■ SELECTED PASSAGE:
BEGIN

VietNamNet Bridge – Treating e-waste remains a difficult question to solve for environmental scientists. The volume of e-waste has been increasing year after year, while the treatment solutions still cannot bring good effects.
The village inundated in electronic waste
My Hao in the northern province of Hung Yen has been well known as the “e-waste village.” There in the locality, old TV sets, stereos, fridges are piled up, waiting for treatment.
A local resident said the discarded electronics have been collected from different localities and carried to the village, where they are put into the small scale workshops for treatment.
In general, the treatment can only help take back metals, plastics and glass. Meanwhile, the remaining parts of the electronic waste, which cannot be sold for money, will be thrown into the landfills in the village, which is not very far from houses. They have also been buried right in the village or around it.
Therefore, the visitors to the village may get surprised when seeing piles of CRT TV tubes “displayed” in some areas of the village.
The surveys conducted by the Hanoi University of Technology and the Hanoi Natural Sciences University all have shown a serious situation of the electronic waste treatment.
The researchers have found the increasingly high rate of households’ discarded electronic products year after year. The rate has increased by 200 percent over that of 10 years ago.
It is estimated that by 2020, Hanoi would have 160,000 TV sets, 97,000 computers, 178,000 fridges, 97,000 air conditioners to be discarded.
In HCM City, 700,000 TV sets, 290,000 computers, 420,000 fridges, 339,000 washing machines, 330,000 air conditioners would be thrown away by the local families by that time, according to the Hanoi University of Technology.
Toxic substances harm people’s health
Scientists said the e-waste, while waiting to be treated, has been discharging toxic substances harming people’s health.
According to Dr. Do QuangTrung from the Hanoi University of Natural Sciences, electronic waste contains big dangers for the environment and humans if it cannot be treated well. Meanwhile, to date, Vietnam still has not found the technologies which allow treating the waste well. There has not been a standardized waste collection process, while people have not received sufficient warnings about the problems they would face with the electronic waste.
The Hanoi Natural Sciences University has also found the high level leakage of heavy metals in the rice grown in Yen Phong and Tu Son districts in Bac Ninh province, the electronic waste recycling “centers.”
The scientists from the school have discovered that the lead and arsenic contents in the rice there are higher than that in neighboring areas. The lead content in the rice in Van Mon, for example, was double the content in reference sample.
60 percent of the rice samples there had the lead content higher than 0.5 mg per kilo, while it was 0.05 mg per kilo in the reference sample.
The heavy metal content in the rice is still within the safety line in accordance with the Vietnamese standards, but 30 percent of rice samples had the heavy metal content higher than allowed if referring to Japanese standards.

END

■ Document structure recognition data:
BEGIN

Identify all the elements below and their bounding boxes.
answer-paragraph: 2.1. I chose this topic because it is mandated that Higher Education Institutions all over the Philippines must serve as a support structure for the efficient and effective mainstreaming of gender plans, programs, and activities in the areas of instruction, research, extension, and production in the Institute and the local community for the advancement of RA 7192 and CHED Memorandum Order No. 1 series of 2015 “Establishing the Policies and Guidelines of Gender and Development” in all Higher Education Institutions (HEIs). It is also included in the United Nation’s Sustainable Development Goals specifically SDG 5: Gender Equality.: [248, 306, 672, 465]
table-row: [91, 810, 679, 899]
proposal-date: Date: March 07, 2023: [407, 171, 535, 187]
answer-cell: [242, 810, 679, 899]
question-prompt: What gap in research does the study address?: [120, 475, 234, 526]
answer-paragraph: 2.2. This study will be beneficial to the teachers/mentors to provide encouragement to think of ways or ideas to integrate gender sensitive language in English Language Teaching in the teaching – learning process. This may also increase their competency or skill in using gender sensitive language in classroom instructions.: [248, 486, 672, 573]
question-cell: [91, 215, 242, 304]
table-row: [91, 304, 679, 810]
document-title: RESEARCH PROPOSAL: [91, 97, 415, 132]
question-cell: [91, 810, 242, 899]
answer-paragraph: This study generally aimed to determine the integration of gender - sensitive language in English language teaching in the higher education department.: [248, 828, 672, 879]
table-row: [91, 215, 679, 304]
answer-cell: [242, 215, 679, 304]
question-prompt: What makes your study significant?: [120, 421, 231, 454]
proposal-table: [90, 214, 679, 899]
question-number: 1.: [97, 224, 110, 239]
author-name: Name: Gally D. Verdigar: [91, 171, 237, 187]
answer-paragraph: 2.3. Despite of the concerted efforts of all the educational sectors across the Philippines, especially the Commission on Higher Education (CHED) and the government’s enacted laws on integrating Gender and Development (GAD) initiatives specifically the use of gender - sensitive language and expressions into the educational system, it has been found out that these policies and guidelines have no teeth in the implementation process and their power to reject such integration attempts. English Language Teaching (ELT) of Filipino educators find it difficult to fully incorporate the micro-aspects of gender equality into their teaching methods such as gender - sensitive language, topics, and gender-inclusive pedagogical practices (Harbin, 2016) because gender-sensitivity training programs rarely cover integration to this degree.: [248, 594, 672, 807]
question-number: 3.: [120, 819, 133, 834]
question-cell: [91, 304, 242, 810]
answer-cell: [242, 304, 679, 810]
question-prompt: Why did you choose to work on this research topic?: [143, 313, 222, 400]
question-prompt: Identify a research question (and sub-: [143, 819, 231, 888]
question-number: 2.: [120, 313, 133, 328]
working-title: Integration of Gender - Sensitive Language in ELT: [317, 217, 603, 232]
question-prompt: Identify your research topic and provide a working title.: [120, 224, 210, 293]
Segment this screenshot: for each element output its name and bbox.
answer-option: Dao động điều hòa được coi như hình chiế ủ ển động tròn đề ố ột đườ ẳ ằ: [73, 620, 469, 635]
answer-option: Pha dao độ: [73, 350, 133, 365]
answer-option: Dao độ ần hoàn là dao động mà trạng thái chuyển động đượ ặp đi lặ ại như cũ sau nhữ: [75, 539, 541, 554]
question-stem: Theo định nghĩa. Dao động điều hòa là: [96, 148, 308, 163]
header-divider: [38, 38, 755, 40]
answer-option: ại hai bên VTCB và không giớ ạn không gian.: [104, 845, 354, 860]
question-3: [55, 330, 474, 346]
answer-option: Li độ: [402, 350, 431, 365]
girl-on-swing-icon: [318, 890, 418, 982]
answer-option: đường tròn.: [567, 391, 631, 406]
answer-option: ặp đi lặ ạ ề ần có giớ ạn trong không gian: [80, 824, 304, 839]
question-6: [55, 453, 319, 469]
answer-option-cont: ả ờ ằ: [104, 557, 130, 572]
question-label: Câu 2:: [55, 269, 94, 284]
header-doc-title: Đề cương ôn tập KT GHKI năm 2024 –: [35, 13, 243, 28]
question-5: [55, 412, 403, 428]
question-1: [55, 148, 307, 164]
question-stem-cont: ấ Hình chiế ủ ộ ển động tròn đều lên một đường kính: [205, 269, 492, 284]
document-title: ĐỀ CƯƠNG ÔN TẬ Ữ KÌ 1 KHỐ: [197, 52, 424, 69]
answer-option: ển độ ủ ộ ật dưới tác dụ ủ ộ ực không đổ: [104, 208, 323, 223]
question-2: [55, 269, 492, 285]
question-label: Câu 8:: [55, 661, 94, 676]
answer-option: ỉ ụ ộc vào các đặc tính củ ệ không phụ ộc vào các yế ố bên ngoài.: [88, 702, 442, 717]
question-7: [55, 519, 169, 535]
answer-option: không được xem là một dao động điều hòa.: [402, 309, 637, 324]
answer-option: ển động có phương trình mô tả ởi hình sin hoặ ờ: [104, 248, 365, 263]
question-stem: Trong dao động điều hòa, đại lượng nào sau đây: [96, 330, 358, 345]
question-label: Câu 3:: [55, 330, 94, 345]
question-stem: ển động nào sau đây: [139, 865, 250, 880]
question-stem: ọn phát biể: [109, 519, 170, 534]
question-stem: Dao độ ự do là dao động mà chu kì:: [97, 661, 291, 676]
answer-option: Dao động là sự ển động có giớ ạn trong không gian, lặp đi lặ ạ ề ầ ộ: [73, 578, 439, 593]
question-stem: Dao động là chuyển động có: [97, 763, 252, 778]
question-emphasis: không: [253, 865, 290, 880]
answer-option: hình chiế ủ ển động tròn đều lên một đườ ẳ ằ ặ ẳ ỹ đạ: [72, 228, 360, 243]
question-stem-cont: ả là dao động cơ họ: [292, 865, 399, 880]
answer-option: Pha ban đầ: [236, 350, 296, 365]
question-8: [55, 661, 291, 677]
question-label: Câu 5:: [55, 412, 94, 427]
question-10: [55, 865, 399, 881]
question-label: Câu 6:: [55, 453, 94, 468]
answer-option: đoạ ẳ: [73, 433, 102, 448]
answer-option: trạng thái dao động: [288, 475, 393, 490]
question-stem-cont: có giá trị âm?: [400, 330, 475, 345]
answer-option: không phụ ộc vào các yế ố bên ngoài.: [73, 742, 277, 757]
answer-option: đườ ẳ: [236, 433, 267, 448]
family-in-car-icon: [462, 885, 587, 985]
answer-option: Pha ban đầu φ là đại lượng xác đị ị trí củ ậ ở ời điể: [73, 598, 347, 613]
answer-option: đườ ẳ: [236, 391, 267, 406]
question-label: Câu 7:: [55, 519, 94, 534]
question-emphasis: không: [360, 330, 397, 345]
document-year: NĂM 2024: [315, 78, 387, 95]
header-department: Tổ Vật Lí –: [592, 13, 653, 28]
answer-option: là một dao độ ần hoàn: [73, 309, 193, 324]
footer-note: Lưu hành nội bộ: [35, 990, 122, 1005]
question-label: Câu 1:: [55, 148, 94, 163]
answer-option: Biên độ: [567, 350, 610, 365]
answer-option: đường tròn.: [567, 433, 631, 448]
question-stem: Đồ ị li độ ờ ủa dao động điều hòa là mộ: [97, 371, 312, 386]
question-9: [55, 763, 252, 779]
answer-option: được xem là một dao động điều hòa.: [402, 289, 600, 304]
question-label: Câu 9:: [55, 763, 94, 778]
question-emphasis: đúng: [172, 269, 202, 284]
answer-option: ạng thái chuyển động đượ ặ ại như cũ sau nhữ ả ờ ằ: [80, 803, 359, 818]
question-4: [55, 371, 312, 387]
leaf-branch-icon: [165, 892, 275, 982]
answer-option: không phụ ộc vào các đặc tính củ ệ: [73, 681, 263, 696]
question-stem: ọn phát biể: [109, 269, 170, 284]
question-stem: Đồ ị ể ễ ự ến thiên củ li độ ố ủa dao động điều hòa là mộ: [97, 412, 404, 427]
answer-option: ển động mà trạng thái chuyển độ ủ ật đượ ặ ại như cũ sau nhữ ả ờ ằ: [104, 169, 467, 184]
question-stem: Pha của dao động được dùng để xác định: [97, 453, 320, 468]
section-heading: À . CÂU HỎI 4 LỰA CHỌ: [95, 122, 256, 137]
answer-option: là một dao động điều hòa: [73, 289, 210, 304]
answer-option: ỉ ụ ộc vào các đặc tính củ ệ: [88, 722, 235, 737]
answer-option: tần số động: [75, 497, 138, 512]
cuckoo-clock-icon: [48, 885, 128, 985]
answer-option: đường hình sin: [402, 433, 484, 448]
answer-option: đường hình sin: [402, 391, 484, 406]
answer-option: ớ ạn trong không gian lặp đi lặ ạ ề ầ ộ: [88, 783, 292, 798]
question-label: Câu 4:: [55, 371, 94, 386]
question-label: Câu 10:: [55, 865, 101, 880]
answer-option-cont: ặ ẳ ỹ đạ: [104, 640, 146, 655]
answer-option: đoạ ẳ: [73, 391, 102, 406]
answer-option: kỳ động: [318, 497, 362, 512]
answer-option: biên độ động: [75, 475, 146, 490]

END

Answer these questions using the e-waste article.
(a) What nickname does My Hao in Hung Yen province go by?
(b) By what percentage has the rate of discarded household electronic products risen compared with 10 years earlier?
(c) How many washing machines are local families in HCM City expected to throw away by 2020?

(a) The "e-waste village."
(b) 200 percent.
(c) 339,000.